• **Task description**: Filter the entries down to the lines containing "biphthalate", and copy those lines.

++++ Input data ++++

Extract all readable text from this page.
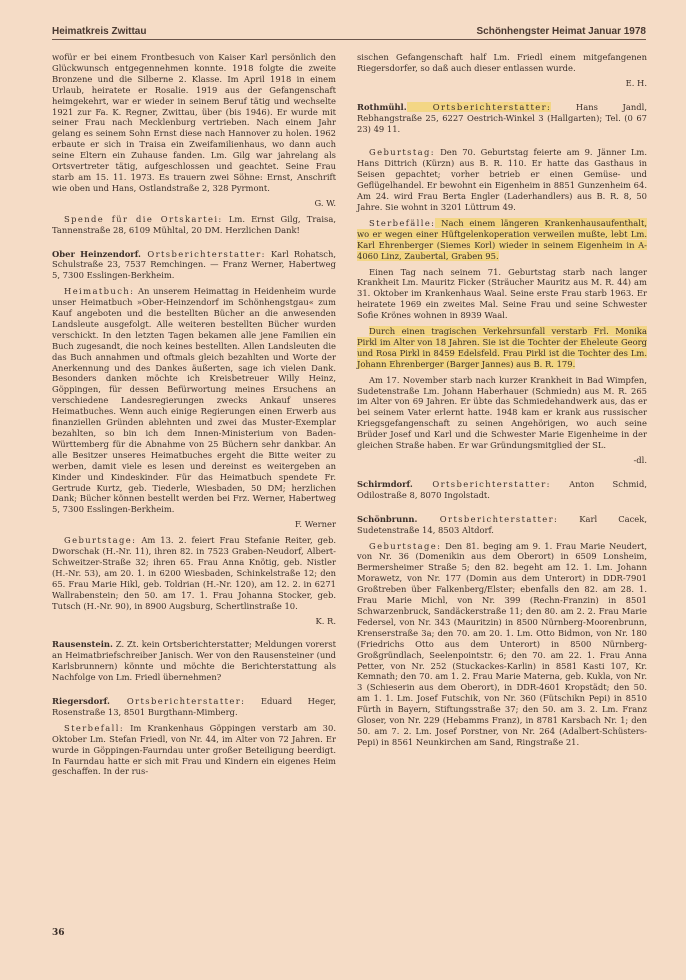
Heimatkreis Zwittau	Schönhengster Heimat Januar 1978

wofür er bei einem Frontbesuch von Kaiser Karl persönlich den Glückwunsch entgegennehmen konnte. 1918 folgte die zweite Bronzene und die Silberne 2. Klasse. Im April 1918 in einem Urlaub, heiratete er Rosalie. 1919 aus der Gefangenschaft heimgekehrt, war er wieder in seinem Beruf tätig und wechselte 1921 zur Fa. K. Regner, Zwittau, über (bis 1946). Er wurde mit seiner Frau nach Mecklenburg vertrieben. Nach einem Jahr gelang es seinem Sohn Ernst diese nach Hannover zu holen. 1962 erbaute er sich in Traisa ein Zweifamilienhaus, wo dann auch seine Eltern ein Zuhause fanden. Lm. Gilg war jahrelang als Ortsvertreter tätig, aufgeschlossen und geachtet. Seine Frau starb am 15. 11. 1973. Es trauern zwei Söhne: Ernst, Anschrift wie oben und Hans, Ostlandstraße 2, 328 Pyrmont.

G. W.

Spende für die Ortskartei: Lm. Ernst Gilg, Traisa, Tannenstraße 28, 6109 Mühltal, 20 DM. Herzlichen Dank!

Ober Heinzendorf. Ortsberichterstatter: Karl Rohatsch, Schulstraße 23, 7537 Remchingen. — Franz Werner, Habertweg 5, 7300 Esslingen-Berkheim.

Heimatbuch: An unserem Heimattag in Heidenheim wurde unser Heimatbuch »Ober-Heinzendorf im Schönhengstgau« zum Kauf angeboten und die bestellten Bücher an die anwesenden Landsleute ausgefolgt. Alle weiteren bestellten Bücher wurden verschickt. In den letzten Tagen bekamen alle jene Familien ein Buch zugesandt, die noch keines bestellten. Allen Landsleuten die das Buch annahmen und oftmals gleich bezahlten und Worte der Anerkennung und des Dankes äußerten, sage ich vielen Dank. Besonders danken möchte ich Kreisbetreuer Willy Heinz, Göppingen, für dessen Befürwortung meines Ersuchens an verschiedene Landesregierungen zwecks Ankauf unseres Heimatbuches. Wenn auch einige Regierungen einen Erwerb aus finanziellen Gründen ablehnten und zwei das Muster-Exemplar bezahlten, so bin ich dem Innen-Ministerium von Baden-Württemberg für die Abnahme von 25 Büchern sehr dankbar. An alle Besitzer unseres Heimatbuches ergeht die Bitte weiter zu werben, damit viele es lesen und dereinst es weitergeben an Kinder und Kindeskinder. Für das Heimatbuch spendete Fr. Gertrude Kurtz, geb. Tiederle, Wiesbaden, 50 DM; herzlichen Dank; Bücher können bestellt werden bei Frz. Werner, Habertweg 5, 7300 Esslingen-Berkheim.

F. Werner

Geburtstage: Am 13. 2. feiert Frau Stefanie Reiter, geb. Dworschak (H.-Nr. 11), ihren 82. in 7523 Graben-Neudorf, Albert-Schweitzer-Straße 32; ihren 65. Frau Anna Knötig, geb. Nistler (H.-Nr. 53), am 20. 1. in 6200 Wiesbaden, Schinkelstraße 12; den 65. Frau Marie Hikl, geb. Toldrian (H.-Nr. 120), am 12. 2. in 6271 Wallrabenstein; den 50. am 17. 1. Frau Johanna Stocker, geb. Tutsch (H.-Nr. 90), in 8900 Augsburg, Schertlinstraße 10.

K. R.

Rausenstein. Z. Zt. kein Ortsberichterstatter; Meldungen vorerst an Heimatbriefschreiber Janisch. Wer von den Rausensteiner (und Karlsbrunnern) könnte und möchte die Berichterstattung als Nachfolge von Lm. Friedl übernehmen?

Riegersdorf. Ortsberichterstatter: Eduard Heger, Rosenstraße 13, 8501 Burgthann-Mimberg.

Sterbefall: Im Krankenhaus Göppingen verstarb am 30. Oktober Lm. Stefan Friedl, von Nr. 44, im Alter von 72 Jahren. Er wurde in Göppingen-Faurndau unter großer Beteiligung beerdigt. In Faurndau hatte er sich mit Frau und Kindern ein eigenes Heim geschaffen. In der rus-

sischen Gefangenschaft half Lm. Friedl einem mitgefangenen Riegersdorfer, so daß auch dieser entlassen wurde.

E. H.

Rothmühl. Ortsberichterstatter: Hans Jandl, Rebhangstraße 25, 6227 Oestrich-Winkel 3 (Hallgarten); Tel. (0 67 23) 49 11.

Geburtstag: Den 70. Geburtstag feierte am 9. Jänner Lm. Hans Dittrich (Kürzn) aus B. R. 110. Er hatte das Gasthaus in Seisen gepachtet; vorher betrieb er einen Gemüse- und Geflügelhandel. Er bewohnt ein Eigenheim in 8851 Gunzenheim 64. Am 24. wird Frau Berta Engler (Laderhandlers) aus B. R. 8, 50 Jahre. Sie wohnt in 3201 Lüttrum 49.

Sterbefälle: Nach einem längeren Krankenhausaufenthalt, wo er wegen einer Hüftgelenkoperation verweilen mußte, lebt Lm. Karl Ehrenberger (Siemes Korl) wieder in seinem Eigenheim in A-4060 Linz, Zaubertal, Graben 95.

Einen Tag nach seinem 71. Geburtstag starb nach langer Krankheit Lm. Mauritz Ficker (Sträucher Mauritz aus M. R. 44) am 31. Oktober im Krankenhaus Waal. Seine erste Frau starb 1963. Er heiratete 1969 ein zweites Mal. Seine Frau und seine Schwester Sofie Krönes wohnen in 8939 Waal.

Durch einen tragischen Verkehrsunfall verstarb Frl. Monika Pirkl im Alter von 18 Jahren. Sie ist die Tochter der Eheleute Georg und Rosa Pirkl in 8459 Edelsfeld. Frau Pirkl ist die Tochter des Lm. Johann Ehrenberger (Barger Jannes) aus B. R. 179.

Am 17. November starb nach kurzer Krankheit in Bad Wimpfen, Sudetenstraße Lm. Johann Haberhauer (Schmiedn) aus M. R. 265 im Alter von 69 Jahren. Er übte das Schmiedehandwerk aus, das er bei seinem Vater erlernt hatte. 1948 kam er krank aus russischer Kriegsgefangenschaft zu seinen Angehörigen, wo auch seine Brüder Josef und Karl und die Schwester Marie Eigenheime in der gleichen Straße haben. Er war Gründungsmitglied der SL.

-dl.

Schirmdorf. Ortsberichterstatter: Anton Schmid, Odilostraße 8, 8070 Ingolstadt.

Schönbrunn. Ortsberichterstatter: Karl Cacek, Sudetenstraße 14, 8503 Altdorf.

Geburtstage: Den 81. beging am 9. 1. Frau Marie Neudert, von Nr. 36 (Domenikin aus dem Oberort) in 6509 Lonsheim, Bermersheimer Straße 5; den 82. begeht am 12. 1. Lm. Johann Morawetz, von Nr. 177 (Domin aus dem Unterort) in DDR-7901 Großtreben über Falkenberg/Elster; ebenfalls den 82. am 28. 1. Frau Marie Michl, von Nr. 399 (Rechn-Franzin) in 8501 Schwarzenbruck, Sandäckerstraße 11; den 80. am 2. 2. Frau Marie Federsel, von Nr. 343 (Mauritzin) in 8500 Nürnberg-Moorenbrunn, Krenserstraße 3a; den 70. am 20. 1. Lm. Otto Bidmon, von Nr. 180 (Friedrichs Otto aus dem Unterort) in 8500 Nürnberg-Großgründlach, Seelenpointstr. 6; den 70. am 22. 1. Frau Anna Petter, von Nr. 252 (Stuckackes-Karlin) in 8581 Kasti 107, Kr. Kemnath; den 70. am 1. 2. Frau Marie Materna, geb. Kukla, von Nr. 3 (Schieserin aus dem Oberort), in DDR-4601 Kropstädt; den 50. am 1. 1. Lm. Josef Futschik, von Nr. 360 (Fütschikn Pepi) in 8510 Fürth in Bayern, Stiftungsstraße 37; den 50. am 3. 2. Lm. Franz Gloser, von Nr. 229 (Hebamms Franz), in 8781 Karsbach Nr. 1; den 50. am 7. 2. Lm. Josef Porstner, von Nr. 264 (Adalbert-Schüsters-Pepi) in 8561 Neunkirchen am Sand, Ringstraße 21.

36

++++
++++ Input data ++++

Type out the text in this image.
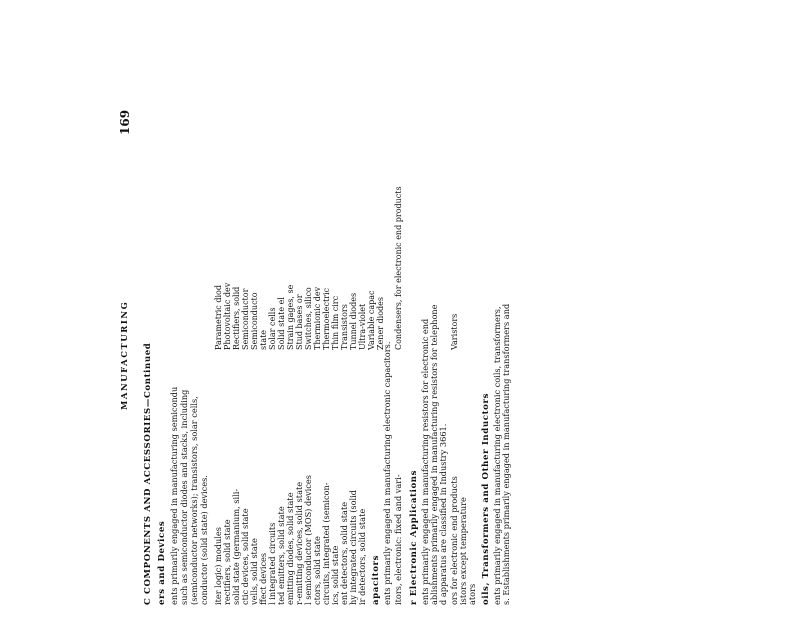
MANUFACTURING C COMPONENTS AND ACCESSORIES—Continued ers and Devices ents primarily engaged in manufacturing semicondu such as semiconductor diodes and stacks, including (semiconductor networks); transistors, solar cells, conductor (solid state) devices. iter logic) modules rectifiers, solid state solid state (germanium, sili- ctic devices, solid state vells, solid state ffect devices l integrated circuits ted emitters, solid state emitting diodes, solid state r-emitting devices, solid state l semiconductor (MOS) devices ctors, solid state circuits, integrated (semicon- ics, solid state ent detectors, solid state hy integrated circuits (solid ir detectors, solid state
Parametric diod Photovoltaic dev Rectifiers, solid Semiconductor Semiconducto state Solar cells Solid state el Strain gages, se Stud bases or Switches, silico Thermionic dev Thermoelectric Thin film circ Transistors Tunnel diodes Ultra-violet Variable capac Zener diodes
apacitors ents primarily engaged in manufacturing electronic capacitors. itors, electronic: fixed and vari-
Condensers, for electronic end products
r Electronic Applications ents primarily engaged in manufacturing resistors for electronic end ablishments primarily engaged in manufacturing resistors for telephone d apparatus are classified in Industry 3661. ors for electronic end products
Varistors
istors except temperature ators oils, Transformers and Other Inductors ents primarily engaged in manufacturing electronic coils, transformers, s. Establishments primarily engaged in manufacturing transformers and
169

++++
++++ Input data ++++

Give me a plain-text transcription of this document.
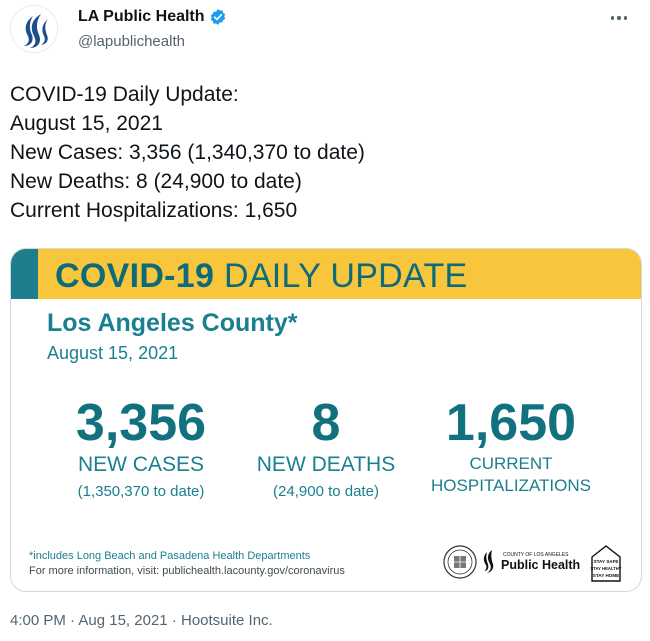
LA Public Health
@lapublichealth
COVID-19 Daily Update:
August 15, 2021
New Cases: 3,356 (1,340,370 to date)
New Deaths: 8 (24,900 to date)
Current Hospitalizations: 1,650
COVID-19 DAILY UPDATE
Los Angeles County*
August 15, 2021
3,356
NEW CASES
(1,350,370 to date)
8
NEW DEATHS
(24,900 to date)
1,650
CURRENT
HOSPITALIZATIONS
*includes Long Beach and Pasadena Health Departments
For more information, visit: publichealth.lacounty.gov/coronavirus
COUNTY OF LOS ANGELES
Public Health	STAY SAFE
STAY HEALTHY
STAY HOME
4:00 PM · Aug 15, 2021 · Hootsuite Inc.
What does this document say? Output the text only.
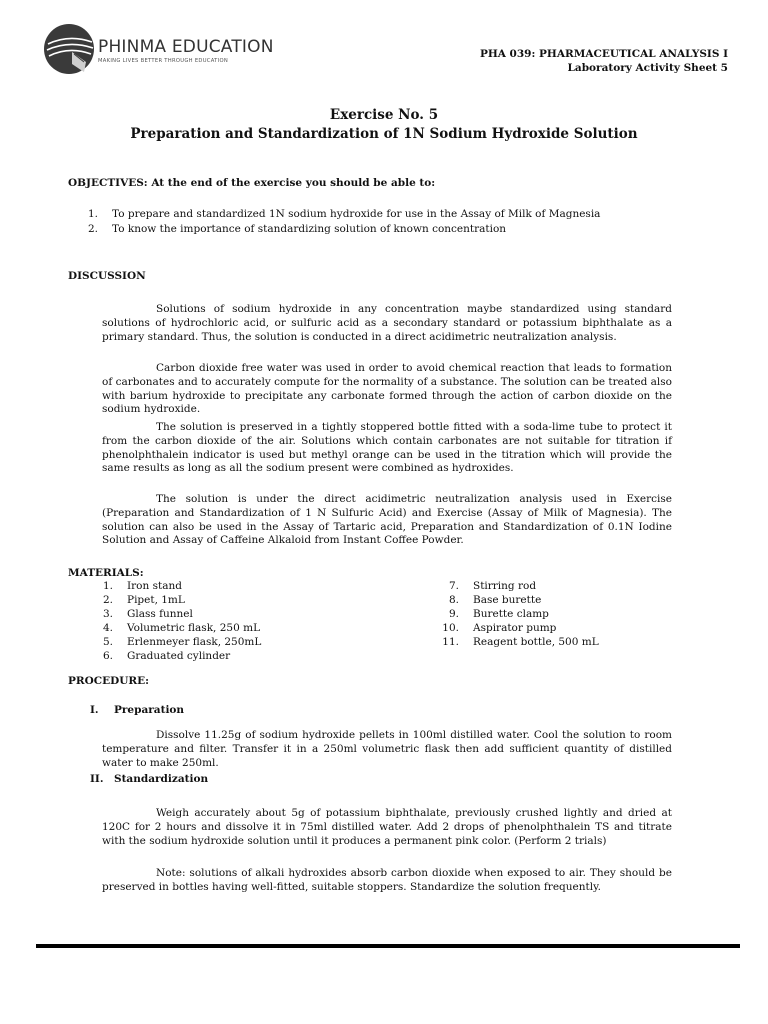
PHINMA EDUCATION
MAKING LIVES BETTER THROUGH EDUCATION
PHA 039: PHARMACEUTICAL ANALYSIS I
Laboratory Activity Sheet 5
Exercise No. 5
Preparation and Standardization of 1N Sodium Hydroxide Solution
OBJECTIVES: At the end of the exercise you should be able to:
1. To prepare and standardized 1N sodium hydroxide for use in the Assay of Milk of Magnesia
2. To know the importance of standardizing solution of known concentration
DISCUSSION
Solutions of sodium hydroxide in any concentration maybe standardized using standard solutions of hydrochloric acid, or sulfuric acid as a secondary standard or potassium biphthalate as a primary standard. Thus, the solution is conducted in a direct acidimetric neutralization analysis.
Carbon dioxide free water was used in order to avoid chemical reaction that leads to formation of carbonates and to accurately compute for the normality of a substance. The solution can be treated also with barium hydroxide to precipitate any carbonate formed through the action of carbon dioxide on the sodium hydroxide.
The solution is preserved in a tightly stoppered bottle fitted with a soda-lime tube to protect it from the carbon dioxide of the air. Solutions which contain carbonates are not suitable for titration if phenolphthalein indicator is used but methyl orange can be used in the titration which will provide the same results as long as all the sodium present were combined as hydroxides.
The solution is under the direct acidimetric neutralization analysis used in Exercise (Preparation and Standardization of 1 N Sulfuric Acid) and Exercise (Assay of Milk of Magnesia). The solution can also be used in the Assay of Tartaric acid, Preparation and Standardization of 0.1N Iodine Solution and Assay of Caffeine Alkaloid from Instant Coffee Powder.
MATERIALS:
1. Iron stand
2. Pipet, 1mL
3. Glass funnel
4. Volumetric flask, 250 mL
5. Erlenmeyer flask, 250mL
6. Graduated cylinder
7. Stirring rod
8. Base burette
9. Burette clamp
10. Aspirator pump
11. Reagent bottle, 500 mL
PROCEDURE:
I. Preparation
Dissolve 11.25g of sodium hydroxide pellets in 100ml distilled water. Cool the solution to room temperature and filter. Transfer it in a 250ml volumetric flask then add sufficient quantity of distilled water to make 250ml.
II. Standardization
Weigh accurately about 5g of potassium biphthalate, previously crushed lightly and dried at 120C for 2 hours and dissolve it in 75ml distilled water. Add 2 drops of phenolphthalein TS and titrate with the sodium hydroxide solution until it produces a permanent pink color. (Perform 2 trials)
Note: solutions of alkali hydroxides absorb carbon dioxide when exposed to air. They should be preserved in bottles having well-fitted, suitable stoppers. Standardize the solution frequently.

++++

• **Output of the task**:
Solutions of sodium hydroxide in any concentration maybe standardized using standard solutions of hydrochloric acid, or sulfuric acid as a secondary standard or potassium biphthalate as a primary standard. Thus, the solution is conducted in a direct acidimetric neutralization analysis.
Weigh accurately about 5g of potassium biphthalate, previously crushed lightly and dried at 120C for 2 hours and dissolve it in 75ml distilled water. Add 2 drops of phenolphthalein TS and titrate with the sodium hydroxide solution until it produces a permanent pink color. (Perform 2 trials)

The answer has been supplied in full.